» **Short problem**: Copy the following records word for word.

» **Dataset extract**:
-*-*-

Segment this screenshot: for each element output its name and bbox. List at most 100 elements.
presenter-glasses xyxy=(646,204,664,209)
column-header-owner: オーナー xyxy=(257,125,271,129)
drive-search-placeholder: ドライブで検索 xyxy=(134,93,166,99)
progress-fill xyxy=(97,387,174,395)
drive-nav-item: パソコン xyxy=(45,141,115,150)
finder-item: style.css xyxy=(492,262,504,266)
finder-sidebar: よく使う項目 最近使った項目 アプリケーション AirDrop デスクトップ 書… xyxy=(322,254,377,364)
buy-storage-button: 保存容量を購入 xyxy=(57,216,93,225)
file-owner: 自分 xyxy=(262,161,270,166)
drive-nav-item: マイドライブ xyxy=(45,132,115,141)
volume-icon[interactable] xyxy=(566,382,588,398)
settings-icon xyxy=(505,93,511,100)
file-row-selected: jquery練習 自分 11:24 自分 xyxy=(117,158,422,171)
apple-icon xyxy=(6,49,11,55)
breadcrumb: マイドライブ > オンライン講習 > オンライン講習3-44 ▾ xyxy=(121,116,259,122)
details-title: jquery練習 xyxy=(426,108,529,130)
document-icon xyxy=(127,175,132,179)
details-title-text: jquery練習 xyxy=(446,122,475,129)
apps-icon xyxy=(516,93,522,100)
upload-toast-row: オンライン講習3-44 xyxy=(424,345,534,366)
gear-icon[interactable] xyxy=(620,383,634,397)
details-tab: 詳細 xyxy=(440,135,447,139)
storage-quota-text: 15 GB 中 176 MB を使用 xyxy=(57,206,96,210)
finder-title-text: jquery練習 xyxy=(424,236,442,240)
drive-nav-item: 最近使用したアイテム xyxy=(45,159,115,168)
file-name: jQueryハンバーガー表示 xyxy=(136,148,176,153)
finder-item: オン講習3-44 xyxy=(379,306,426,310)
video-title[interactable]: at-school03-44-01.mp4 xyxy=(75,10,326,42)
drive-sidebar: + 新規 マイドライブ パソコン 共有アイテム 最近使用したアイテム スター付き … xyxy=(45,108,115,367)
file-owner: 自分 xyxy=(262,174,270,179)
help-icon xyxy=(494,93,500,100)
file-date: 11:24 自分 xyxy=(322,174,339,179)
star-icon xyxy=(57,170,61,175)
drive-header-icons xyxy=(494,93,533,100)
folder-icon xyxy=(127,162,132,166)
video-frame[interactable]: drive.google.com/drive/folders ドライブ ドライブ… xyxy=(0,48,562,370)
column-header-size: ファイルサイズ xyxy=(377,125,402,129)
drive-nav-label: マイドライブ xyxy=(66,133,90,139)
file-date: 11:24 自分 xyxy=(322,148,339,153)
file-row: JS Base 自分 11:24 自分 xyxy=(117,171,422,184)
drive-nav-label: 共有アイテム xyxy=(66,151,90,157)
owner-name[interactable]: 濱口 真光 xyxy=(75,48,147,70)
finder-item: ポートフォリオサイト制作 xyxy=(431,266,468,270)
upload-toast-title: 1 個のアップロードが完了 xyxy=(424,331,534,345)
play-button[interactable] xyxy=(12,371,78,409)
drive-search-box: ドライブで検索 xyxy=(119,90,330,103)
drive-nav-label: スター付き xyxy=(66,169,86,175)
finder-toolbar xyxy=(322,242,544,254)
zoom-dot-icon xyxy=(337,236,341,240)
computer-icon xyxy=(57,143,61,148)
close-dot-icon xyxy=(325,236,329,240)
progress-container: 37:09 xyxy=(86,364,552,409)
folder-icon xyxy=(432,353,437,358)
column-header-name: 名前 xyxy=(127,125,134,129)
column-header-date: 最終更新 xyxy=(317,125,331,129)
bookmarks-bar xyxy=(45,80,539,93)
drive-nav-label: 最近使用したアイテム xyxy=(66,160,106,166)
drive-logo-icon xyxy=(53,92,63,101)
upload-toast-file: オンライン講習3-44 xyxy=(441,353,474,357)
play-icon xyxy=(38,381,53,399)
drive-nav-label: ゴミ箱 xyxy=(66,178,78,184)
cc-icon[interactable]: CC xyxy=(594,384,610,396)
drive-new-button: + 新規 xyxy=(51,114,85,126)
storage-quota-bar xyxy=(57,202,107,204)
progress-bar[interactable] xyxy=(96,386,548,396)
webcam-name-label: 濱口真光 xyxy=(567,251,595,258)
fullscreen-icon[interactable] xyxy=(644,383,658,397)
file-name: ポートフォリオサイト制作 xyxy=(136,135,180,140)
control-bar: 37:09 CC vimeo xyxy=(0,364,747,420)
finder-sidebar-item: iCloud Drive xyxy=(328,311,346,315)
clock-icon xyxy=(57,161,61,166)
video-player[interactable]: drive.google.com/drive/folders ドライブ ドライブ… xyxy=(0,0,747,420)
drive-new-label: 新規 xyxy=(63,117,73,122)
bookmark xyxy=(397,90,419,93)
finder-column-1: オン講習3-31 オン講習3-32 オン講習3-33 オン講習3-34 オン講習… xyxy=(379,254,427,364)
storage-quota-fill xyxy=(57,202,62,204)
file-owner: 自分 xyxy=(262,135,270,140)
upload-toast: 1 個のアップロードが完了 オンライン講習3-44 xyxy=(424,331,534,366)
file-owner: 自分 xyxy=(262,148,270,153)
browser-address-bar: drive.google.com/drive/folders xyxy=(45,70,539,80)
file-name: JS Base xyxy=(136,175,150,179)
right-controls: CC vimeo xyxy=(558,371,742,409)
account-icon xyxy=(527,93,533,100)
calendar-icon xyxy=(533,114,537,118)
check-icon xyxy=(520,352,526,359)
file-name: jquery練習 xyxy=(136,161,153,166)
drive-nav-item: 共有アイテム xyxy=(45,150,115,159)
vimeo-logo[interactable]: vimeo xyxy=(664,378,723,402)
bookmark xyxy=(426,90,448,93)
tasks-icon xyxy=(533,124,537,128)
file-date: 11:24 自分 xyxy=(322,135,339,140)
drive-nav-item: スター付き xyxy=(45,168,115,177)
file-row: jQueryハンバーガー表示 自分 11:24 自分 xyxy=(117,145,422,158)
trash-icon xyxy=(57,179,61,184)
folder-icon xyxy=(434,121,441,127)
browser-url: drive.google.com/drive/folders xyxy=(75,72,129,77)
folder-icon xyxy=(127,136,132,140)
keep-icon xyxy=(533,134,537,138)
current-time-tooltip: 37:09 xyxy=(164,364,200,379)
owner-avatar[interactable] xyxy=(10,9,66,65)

-*-*-

» **Written answer**:
Segment this screenshot: for each element output its name and bbox. List at most 100 elements.
presenter-glasses xyxy=(646,204,664,209)
column-header-owner: オーナー xyxy=(257,125,271,129)
drive-search-placeholder: ドライブで検索 xyxy=(134,93,166,99)
progress-fill xyxy=(97,387,174,395)
drive-nav-item: パソコン xyxy=(45,141,115,150)
finder-item: style.css xyxy=(492,262,504,266)
finder-sidebar: よく使う項目 最近使った項目 アプリケーション AirDrop デスクトップ 書… xyxy=(322,254,377,364)
buy-storage-button: 保存容量を購入 xyxy=(57,216,93,225)
file-owner: 自分 xyxy=(262,161,270,166)
drive-nav-item: マイドライブ xyxy=(45,132,115,141)
volume-icon[interactable] xyxy=(566,382,588,398)
settings-icon xyxy=(505,93,511,100)
file-row-selected: jquery練習 自分 11:24 自分 xyxy=(117,158,422,171)
apple-icon xyxy=(6,49,11,55)
breadcrumb: マイドライブ > オンライン講習 > オンライン講習3-44 ▾ xyxy=(121,116,259,122)
details-title: jquery練習 xyxy=(426,108,529,130)
document-icon xyxy=(127,175,132,179)
details-title-text: jquery練習 xyxy=(446,122,475,129)
apps-icon xyxy=(516,93,522,100)
upload-toast-row: オンライン講習3-44 xyxy=(424,345,534,366)
gear-icon[interactable] xyxy=(620,383,634,397)
details-tab: 詳細 xyxy=(440,135,447,139)
storage-quota-text: 15 GB 中 176 MB を使用 xyxy=(57,206,96,210)
finder-title-text: jquery練習 xyxy=(424,236,442,240)
drive-nav-item: 最近使用したアイテム xyxy=(45,159,115,168)
file-name: jQueryハンバーガー表示 xyxy=(136,148,176,153)
finder-item: オン講習3-44 xyxy=(379,306,426,310)
video-title[interactable]: at-school03-44-01.mp4 xyxy=(75,10,326,42)
drive-sidebar: + 新規 マイドライブ パソコン 共有アイテム 最近使用したアイテム スター付き … xyxy=(45,108,115,367)
file-owner: 自分 xyxy=(262,174,270,179)
help-icon xyxy=(494,93,500,100)
file-date: 11:24 自分 xyxy=(322,174,339,179)
star-icon xyxy=(57,170,61,175)
drive-header-icons xyxy=(494,93,533,100)
folder-icon xyxy=(127,162,132,166)
video-frame[interactable]: drive.google.com/drive/folders ドライブ ドライブ… xyxy=(0,48,562,370)
column-header-size: ファイルサイズ xyxy=(377,125,402,129)
drive-nav-label: マイドライブ xyxy=(66,133,90,139)
file-date: 11:24 自分 xyxy=(322,148,339,153)
file-row: JS Base 自分 11:24 自分 xyxy=(117,171,422,184)
drive-nav-label: 共有アイテム xyxy=(66,151,90,157)
owner-name[interactable]: 濱口 真光 xyxy=(75,48,147,70)
finder-item: ポートフォリオサイト制作 xyxy=(431,266,468,270)
upload-toast-title: 1 個のアップロードが完了 xyxy=(424,331,534,345)
play-button[interactable] xyxy=(12,371,78,409)
drive-search-box: ドライブで検索 xyxy=(119,90,330,103)
drive-nav-label: スター付き xyxy=(66,169,86,175)
finder-toolbar xyxy=(322,242,544,254)
zoom-dot-icon xyxy=(337,236,341,240)
computer-icon xyxy=(57,143,61,148)
close-dot-icon xyxy=(325,236,329,240)
progress-container: 37:09 xyxy=(86,364,552,409)
folder-icon xyxy=(432,353,437,358)
column-header-name: 名前 xyxy=(127,125,134,129)
column-header-date: 最終更新 xyxy=(317,125,331,129)
bookmarks-bar xyxy=(45,80,539,93)
drive-nav-label: 最近使用したアイテム xyxy=(66,160,106,166)
drive-logo-icon xyxy=(53,92,63,101)
upload-toast-file: オンライン講習3-44 xyxy=(441,353,474,357)
play-icon xyxy=(38,381,53,399)
drive-nav-label: ゴミ箱 xyxy=(66,178,78,184)
cc-icon[interactable]: CC xyxy=(594,384,610,396)
drive-new-button: + 新規 xyxy=(51,114,85,126)
storage-quota-bar xyxy=(57,202,107,204)
progress-bar[interactable] xyxy=(96,386,548,396)
webcam-name-label: 濱口真光 xyxy=(567,251,595,258)
fullscreen-icon[interactable] xyxy=(644,383,658,397)
file-name: ポートフォリオサイト制作 xyxy=(136,135,180,140)
control-bar: 37:09 CC vimeo xyxy=(0,364,747,420)
finder-sidebar-item: iCloud Drive xyxy=(328,311,346,315)
clock-icon xyxy=(57,161,61,166)
video-player[interactable]: drive.google.com/drive/folders ドライブ ドライブ… xyxy=(0,0,747,420)
drive-new-label: 新規 xyxy=(63,117,73,122)
bookmark xyxy=(397,90,419,93)
finder-column-1: オン講習3-31 オン講習3-32 オン講習3-33 オン講習3-34 オン講習… xyxy=(379,254,427,364)
storage-quota-fill xyxy=(57,202,62,204)
file-owner: 自分 xyxy=(262,135,270,140)
upload-toast: 1 個のアップロードが完了 オンライン講習3-44 xyxy=(424,331,534,366)
file-owner: 自分 xyxy=(262,148,270,153)
browser-address-bar: drive.google.com/drive/folders xyxy=(45,70,539,80)
file-name: JS Base xyxy=(136,175,150,179)
right-controls: CC vimeo xyxy=(558,371,742,409)
account-icon xyxy=(527,93,533,100)
calendar-icon xyxy=(533,114,537,118)
check-icon xyxy=(520,352,526,359)
file-name: jquery練習 xyxy=(136,161,153,166)
drive-nav-item: 共有アイテム xyxy=(45,150,115,159)
vimeo-logo[interactable]: vimeo xyxy=(664,378,723,402)
bookmark xyxy=(426,90,448,93)
tasks-icon xyxy=(533,124,537,128)
file-date: 11:24 自分 xyxy=(322,135,339,140)
drive-nav-item: スター付き xyxy=(45,168,115,177)
file-row: jQueryハンバーガー表示 自分 11:24 自分 xyxy=(117,145,422,158)
trash-icon xyxy=(57,179,61,184)
folder-icon xyxy=(434,121,441,127)
browser-url: drive.google.com/drive/folders xyxy=(75,72,129,77)
folder-icon xyxy=(127,136,132,140)
keep-icon xyxy=(533,134,537,138)
current-time-tooltip: 37:09 xyxy=(164,364,200,379)
owner-avatar[interactable] xyxy=(10,9,66,65)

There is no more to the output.